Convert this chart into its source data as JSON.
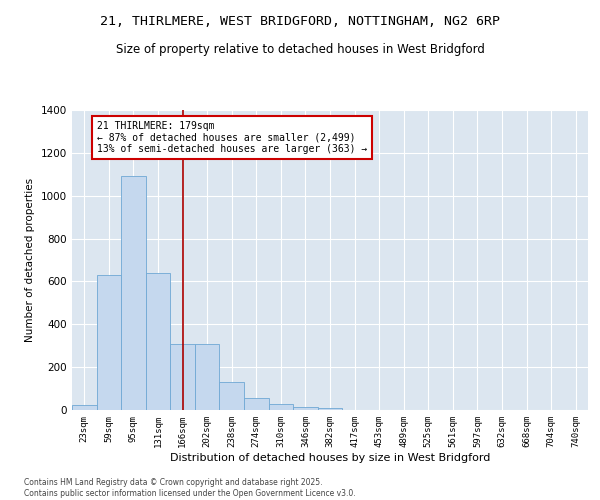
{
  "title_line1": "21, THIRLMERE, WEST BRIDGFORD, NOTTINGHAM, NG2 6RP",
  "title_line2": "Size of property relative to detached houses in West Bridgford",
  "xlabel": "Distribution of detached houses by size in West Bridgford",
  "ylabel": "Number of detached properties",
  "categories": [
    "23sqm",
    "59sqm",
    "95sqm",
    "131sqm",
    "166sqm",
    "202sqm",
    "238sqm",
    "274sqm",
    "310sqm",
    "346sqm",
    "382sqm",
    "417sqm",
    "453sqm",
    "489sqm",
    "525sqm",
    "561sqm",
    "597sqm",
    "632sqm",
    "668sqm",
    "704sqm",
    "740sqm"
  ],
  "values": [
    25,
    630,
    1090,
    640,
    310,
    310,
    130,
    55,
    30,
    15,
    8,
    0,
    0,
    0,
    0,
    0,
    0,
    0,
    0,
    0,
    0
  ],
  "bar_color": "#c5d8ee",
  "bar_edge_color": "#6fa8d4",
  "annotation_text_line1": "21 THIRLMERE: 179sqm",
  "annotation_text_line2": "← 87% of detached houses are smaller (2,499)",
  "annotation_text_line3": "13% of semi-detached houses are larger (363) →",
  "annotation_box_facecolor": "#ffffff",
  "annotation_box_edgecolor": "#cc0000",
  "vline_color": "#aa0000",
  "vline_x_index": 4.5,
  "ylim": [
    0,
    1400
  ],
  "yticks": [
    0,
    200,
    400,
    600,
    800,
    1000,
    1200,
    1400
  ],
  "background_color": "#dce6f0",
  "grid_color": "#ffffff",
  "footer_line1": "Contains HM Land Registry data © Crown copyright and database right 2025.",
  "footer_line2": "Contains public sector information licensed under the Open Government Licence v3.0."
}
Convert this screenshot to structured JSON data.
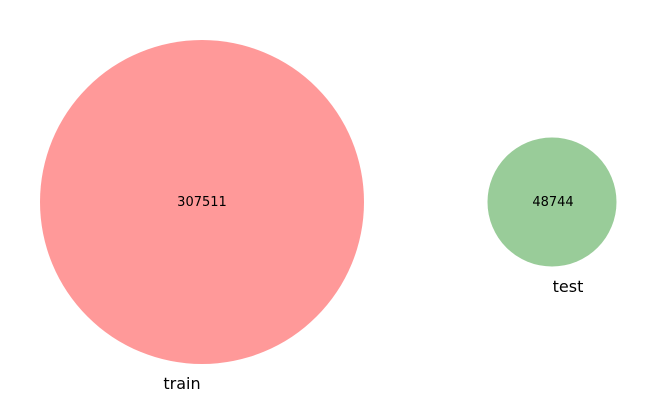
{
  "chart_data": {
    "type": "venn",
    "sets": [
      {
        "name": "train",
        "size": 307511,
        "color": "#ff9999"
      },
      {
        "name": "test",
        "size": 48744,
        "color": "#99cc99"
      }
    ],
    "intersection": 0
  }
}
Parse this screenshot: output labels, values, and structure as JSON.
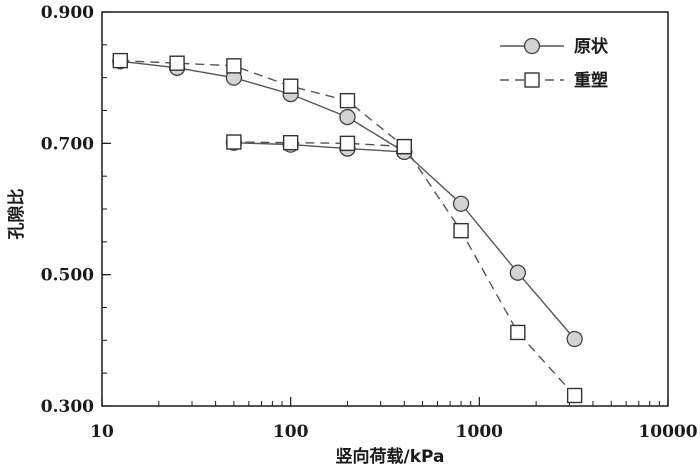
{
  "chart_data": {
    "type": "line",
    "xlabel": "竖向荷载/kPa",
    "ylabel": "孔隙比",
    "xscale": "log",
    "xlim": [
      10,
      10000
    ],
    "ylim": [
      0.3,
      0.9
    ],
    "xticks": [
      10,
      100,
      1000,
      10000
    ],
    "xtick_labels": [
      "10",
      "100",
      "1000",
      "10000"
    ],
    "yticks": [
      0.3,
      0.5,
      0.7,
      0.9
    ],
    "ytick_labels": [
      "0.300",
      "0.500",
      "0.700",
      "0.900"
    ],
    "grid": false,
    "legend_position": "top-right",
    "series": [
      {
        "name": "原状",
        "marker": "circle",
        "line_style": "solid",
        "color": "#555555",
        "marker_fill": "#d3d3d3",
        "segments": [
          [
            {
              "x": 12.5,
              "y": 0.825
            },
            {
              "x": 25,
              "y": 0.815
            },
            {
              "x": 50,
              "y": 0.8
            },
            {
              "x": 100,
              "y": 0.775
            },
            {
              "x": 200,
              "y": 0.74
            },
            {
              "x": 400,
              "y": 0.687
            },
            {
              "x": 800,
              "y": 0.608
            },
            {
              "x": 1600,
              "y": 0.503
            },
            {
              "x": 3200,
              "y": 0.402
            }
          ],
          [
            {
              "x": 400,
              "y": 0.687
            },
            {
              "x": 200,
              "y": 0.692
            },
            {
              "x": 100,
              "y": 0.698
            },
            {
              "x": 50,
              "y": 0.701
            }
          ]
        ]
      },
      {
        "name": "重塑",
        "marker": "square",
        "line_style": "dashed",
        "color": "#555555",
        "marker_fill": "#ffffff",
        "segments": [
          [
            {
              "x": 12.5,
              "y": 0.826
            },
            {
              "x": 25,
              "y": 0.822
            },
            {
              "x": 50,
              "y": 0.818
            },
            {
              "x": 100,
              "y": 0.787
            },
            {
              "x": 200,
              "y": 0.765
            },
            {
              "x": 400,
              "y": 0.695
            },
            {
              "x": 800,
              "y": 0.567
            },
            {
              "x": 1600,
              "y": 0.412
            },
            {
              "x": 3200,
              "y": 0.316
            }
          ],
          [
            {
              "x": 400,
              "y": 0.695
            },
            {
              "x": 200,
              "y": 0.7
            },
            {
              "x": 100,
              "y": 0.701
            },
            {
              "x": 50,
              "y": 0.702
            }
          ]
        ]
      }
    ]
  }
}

------------

» **What is required**: Send back the data above word for word, with the pictures left out.

» **Problem solution**:
Convert this chart into its source data as JSON.
{
  "title_line1": "21, THIRLMERE, WEST BRIDGFORD, NOTTINGHAM, NG2 6RP",
  "title_line2": "Size of property relative to detached houses in West Bridgford",
  "xlabel": "Distribution of detached houses by size in West Bridgford",
  "ylabel": "Number of detached properties",
  "categories": [
    "23sqm",
    "59sqm",
    "95sqm",
    "131sqm",
    "166sqm",
    "202sqm",
    "238sqm",
    "274sqm",
    "310sqm",
    "346sqm",
    "382sqm",
    "417sqm",
    "453sqm",
    "489sqm",
    "525sqm",
    "561sqm",
    "597sqm",
    "632sqm",
    "668sqm",
    "704sqm",
    "740sqm"
  ],
  "values": [
    25,
    630,
    1090,
    640,
    310,
    310,
    130,
    55,
    30,
    15,
    8,
    0,
    0,
    0,
    0,
    0,
    0,
    0,
    0,
    0,
    0
  ],
  "bar_color": "#c5d8ee",
  "bar_edge_color": "#6fa8d4",
  "annotation_text_line1": "21 THIRLMERE: 179sqm",
  "annotation_text_line2": "← 87% of detached houses are smaller (2,499)",
  "annotation_text_line3": "13% of semi-detached houses are larger (363) →",
  "annotation_box_facecolor": "#ffffff",
  "annotation_box_edgecolor": "#cc0000",
  "vline_color": "#aa0000",
  "vline_x_index": 4.5,
  "ylim": [
    0,
    1400
  ],
  "yticks": [
    0,
    200,
    400,
    600,
    800,
    1000,
    1200,
    1400
  ],
  "background_color": "#dce6f0",
  "grid_color": "#ffffff",
  "footer_line1": "Contains HM Land Registry data © Crown copyright and database right 2025.",
  "footer_line2": "Contains public sector information licensed under the Open Government Licence v3.0."
}
Convert this screenshot to structured JSON data.
{
  "chart_data": {
    "type": "venn",
    "sets": [
      {
        "name": "train",
        "size": 307511,
        "color": "#ff9999"
      },
      {
        "name": "test",
        "size": 48744,
        "color": "#99cc99"
      }
    ],
    "intersection": 0
  }
}
Parse this screenshot: output labels, values, and structure as JSON.
{
  "chart_data": {
    "type": "line",
    "xlabel": "竖向荷载/kPa",
    "ylabel": "孔隙比",
    "xscale": "log",
    "xlim": [
      10,
      10000
    ],
    "ylim": [
      0.3,
      0.9
    ],
    "xticks": [
      10,
      100,
      1000,
      10000
    ],
    "xtick_labels": [
      "10",
      "100",
      "1000",
      "10000"
    ],
    "yticks": [
      0.3,
      0.5,
      0.7,
      0.9
    ],
    "ytick_labels": [
      "0.300",
      "0.500",
      "0.700",
      "0.900"
    ],
    "grid": false,
    "legend_position": "top-right",
    "series": [
      {
        "name": "原状",
        "marker": "circle",
        "line_style": "solid",
        "color": "#555555",
        "marker_fill": "#d3d3d3",
        "segments": [
          [
            {
              "x": 12.5,
              "y": 0.825
            },
            {
              "x": 25,
              "y": 0.815
            },
            {
              "x": 50,
              "y": 0.8
            },
            {
              "x": 100,
              "y": 0.775
            },
            {
              "x": 200,
              "y": 0.74
            },
            {
              "x": 400,
              "y": 0.687
            },
            {
              "x": 800,
              "y": 0.608
            },
            {
              "x": 1600,
              "y": 0.503
            },
            {
              "x": 3200,
              "y": 0.402
            }
          ],
          [
            {
              "x": 400,
              "y": 0.687
            },
            {
              "x": 200,
              "y": 0.692
            },
            {
              "x": 100,
              "y": 0.698
            },
            {
              "x": 50,
              "y": 0.701
            }
          ]
        ]
      },
      {
        "name": "重塑",
        "marker": "square",
        "line_style": "dashed",
        "color": "#555555",
        "marker_fill": "#ffffff",
        "segments": [
          [
            {
              "x": 12.5,
              "y": 0.826
            },
            {
              "x": 25,
              "y": 0.822
            },
            {
              "x": 50,
              "y": 0.818
            },
            {
              "x": 100,
              "y": 0.787
            },
            {
              "x": 200,
              "y": 0.765
            },
            {
              "x": 400,
              "y": 0.695
            },
            {
              "x": 800,
              "y": 0.567
            },
            {
              "x": 1600,
              "y": 0.412
            },
            {
              "x": 3200,
              "y": 0.316
            }
          ],
          [
            {
              "x": 400,
              "y": 0.695
            },
            {
              "x": 200,
              "y": 0.7
            },
            {
              "x": 100,
              "y": 0.701
            },
            {
              "x": 50,
              "y": 0.702
            }
          ]
        ]
      }
    ]
  }
}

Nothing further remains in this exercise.